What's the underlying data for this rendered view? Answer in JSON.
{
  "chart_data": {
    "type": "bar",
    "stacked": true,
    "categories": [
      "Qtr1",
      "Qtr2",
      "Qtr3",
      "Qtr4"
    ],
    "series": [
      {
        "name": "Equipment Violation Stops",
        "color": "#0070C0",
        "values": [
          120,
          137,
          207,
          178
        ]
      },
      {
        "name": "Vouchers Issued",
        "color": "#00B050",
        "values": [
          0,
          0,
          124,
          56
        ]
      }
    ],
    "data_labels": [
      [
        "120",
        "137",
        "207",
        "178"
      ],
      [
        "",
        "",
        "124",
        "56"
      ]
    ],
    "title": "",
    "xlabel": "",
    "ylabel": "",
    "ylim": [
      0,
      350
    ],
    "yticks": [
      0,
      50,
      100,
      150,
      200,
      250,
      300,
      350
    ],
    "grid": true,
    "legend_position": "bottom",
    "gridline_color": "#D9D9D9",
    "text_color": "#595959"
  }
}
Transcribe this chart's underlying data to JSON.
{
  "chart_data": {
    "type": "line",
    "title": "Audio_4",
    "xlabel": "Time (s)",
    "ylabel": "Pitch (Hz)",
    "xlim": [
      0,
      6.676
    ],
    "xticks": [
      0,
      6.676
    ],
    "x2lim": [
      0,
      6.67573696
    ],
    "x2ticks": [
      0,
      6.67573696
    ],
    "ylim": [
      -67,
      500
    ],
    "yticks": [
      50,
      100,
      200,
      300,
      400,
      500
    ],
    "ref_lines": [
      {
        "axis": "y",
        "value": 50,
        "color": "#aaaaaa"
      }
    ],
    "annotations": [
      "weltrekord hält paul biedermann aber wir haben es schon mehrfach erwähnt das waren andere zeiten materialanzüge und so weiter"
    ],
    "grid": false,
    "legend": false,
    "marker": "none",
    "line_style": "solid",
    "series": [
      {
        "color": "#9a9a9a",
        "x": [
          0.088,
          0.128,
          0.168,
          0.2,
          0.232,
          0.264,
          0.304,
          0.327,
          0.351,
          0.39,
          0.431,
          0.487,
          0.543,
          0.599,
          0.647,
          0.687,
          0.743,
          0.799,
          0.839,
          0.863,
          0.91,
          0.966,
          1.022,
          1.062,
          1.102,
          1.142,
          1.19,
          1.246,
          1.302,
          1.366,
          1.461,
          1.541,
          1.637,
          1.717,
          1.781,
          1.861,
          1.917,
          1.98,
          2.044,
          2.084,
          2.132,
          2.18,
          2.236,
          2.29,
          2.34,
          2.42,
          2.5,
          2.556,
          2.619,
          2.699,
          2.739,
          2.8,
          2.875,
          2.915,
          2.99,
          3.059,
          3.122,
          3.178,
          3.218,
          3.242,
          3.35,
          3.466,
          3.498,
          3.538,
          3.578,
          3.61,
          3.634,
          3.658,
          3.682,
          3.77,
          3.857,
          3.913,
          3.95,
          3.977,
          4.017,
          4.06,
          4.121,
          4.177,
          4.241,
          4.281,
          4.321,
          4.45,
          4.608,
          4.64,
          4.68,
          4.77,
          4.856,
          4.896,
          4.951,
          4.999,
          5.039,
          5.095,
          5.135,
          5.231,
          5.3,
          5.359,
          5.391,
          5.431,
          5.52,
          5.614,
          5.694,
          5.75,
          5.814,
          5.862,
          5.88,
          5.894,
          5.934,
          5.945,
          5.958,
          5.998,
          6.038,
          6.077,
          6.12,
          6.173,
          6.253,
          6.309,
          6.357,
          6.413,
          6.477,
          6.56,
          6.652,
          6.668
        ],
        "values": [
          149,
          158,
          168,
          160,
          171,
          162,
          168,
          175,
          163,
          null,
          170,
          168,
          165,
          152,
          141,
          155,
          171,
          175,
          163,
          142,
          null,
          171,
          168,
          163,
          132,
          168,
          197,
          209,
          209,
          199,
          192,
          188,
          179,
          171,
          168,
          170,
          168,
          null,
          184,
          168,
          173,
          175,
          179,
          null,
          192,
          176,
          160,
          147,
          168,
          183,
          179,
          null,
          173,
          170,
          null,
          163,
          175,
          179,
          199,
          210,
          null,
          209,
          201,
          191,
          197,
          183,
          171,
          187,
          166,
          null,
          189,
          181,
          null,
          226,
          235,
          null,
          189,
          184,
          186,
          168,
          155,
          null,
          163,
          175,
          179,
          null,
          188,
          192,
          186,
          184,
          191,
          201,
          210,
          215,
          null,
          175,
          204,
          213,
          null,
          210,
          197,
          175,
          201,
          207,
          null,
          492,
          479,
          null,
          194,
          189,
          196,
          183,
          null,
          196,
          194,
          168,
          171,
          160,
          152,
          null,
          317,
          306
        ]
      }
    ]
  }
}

- _Set problem_: Read through the data and copy every line where "underlying" shows up.

- _Answer to the exercise_:
What's the underlying data for this rendered view? Answer in JSON.
Transcribe this chart's underlying data to JSON.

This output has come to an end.